To do> Using the entries that follow, state how many lines contain the word "label". The response is that number and nothing more.

***** Records

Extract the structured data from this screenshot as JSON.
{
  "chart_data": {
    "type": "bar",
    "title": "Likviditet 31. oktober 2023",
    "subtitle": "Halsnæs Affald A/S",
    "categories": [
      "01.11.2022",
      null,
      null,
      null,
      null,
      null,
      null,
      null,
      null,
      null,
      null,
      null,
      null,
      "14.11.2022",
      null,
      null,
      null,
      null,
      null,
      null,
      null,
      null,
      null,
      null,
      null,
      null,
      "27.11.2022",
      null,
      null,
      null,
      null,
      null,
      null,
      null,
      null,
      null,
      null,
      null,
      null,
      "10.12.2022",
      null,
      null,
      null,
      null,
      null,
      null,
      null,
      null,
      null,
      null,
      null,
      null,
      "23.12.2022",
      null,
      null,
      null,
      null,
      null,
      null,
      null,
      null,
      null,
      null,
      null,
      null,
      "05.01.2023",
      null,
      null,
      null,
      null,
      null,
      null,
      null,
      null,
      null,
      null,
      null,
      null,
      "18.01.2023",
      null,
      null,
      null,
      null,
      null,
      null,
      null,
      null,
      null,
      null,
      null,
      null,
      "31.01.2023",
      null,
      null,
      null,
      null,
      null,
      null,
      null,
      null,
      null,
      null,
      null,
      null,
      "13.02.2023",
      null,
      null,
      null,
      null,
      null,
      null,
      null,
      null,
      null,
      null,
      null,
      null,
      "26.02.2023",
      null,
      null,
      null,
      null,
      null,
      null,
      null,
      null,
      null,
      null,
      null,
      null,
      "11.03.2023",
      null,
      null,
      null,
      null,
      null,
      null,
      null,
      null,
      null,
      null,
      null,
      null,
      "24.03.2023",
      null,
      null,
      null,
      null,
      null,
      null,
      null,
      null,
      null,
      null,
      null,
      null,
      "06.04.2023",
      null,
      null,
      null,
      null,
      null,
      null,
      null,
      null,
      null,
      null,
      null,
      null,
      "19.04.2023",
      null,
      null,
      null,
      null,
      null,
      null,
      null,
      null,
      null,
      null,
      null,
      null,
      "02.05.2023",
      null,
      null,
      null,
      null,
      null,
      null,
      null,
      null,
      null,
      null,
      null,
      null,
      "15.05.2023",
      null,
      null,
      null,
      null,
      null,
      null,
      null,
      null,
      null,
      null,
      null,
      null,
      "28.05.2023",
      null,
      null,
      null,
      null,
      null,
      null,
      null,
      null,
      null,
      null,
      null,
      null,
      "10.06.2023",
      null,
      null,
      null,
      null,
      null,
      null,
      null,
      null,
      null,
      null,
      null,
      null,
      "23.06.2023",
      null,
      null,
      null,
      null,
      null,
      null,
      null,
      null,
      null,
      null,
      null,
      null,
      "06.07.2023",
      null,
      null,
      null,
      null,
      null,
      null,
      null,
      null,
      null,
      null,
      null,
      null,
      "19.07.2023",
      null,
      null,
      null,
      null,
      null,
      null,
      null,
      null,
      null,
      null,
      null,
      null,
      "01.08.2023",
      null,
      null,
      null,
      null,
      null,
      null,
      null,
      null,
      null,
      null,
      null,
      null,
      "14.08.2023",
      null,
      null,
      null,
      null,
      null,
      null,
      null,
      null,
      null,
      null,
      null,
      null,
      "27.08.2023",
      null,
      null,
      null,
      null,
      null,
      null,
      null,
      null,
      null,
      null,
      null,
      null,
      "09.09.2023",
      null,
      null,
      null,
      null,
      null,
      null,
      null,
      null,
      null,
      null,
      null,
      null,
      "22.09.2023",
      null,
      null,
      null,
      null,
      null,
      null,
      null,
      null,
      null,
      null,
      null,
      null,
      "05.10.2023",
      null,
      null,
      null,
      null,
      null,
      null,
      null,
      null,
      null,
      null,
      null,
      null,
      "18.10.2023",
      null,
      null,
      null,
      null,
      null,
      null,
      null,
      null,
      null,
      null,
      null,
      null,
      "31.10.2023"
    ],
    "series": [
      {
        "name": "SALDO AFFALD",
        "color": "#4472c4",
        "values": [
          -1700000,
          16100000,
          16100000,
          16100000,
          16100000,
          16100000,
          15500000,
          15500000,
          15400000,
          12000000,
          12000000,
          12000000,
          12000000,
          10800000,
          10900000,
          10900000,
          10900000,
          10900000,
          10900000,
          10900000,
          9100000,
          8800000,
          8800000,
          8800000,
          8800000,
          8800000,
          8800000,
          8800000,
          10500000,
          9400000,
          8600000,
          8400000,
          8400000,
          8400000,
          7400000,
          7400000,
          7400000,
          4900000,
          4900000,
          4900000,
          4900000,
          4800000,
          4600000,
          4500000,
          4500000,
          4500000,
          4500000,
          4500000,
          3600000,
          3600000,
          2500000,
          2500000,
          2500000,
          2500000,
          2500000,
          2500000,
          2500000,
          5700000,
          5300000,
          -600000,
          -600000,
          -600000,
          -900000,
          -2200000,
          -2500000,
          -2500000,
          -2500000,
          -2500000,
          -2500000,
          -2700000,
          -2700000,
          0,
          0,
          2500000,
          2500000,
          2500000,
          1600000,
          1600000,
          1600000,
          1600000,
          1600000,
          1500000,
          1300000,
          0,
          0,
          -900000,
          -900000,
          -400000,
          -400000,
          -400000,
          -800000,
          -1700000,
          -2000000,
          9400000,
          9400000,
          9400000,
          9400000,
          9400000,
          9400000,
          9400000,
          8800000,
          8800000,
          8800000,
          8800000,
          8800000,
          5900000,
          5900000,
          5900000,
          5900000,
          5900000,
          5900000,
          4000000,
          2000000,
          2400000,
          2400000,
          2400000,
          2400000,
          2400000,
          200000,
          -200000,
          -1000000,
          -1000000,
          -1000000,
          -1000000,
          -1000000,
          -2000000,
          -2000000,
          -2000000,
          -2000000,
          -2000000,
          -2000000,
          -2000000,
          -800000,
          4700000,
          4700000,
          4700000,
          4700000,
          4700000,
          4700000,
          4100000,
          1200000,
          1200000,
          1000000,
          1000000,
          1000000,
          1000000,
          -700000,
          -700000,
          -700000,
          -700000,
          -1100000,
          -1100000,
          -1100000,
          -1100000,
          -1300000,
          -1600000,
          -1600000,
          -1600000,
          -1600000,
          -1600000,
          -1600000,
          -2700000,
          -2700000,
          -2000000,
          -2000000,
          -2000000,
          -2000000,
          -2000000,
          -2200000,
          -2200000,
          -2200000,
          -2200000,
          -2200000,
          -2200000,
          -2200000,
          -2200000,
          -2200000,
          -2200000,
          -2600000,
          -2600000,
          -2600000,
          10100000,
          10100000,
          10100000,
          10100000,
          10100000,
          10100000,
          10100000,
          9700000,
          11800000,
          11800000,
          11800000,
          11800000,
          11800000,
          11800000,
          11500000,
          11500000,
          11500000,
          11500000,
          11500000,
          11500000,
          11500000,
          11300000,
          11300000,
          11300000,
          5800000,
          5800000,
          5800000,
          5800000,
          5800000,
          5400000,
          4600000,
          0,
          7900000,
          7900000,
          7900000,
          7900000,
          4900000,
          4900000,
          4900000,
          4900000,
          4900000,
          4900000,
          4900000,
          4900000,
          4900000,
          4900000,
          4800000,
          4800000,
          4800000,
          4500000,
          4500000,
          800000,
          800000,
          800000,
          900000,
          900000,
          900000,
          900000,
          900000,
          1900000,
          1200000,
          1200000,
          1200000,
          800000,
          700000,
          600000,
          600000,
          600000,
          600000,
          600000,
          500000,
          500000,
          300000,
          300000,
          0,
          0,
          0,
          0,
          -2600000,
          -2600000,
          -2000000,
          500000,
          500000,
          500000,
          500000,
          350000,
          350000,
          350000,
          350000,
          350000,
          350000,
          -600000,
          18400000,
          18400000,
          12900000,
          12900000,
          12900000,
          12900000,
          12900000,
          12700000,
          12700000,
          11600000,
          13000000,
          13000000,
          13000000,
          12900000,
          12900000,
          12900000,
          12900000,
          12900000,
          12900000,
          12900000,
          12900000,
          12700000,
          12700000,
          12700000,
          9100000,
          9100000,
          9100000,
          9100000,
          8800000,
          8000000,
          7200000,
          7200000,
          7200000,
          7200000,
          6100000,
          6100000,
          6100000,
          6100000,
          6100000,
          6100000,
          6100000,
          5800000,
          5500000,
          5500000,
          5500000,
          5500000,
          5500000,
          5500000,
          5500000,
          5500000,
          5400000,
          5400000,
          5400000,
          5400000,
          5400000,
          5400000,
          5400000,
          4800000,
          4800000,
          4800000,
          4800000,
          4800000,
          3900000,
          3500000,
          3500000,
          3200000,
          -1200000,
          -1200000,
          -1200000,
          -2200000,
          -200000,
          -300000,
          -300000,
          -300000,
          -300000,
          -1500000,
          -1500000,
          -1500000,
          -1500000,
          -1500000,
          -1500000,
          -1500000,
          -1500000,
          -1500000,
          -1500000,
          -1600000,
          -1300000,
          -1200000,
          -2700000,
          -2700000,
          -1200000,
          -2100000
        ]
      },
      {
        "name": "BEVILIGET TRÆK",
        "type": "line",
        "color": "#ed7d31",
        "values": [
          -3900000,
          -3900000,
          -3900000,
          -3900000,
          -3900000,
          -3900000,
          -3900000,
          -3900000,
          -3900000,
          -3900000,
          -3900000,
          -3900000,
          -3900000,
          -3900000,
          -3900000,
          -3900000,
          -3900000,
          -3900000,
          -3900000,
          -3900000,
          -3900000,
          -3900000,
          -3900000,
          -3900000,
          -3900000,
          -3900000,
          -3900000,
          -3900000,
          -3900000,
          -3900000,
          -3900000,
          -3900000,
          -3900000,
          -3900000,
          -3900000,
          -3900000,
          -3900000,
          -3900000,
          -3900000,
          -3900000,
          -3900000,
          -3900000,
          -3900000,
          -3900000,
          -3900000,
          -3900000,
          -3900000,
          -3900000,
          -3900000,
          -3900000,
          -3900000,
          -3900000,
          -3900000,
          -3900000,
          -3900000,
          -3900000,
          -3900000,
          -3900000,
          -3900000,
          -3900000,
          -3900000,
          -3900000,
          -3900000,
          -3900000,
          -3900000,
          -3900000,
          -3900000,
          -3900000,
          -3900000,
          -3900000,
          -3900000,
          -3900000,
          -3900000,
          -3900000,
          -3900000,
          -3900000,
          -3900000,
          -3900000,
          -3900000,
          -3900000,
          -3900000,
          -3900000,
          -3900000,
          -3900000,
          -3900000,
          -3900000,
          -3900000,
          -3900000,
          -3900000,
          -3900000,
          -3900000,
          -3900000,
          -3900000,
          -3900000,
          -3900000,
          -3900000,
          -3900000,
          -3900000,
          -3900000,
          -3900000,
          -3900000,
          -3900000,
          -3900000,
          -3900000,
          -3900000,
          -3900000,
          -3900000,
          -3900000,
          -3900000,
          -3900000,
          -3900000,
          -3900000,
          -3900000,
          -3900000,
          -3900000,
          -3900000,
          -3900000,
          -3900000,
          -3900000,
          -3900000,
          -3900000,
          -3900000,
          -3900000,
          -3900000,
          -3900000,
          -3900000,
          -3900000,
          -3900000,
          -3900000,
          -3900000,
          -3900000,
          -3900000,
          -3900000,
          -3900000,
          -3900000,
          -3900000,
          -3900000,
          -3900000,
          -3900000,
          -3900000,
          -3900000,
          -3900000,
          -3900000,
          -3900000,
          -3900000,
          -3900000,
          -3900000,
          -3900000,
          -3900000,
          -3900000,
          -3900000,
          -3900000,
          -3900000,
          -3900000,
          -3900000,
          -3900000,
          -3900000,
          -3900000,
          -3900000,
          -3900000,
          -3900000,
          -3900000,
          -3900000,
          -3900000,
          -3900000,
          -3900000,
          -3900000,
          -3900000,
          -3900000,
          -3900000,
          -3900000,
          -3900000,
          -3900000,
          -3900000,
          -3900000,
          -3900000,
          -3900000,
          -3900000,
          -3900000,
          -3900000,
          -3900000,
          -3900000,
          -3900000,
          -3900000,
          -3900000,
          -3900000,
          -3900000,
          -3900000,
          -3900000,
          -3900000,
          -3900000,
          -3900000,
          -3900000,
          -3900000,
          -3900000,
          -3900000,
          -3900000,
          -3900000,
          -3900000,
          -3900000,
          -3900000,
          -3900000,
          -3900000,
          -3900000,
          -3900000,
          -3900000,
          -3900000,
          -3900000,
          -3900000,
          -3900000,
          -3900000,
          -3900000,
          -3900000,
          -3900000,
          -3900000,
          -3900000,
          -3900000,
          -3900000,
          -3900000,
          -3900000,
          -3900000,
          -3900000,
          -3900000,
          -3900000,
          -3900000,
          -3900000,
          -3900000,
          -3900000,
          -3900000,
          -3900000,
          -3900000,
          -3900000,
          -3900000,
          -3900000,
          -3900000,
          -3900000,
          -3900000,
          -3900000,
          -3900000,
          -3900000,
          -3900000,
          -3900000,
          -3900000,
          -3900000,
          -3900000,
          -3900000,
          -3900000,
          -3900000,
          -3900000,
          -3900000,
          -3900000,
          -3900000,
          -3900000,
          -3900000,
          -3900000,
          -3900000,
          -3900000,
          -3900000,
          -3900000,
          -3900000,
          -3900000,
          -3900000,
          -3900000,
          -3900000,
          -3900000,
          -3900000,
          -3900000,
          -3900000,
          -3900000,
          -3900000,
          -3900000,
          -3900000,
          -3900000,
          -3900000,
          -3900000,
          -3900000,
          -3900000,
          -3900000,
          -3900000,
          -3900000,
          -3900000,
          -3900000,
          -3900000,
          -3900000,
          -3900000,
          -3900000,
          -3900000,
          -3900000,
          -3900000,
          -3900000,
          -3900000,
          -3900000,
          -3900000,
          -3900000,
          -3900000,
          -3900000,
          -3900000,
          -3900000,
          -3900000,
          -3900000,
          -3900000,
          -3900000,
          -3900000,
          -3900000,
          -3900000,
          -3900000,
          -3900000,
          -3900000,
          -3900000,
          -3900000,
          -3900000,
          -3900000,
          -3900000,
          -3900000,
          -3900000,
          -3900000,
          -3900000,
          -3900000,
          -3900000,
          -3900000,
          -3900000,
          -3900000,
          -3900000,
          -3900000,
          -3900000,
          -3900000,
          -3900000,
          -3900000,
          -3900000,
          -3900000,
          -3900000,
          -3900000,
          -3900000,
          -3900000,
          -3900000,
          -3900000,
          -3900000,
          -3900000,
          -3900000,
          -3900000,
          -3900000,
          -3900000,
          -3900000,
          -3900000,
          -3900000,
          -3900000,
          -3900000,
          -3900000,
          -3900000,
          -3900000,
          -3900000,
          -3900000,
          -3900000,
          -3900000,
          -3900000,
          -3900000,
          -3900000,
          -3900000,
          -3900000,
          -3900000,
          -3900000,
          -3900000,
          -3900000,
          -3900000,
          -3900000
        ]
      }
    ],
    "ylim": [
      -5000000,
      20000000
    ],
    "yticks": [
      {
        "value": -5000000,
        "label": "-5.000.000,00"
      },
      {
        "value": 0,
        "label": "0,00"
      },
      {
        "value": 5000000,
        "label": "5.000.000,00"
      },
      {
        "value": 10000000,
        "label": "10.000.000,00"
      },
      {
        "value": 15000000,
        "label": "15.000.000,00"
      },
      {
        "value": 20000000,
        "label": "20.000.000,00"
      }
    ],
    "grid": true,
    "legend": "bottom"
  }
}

**********

Task response> 6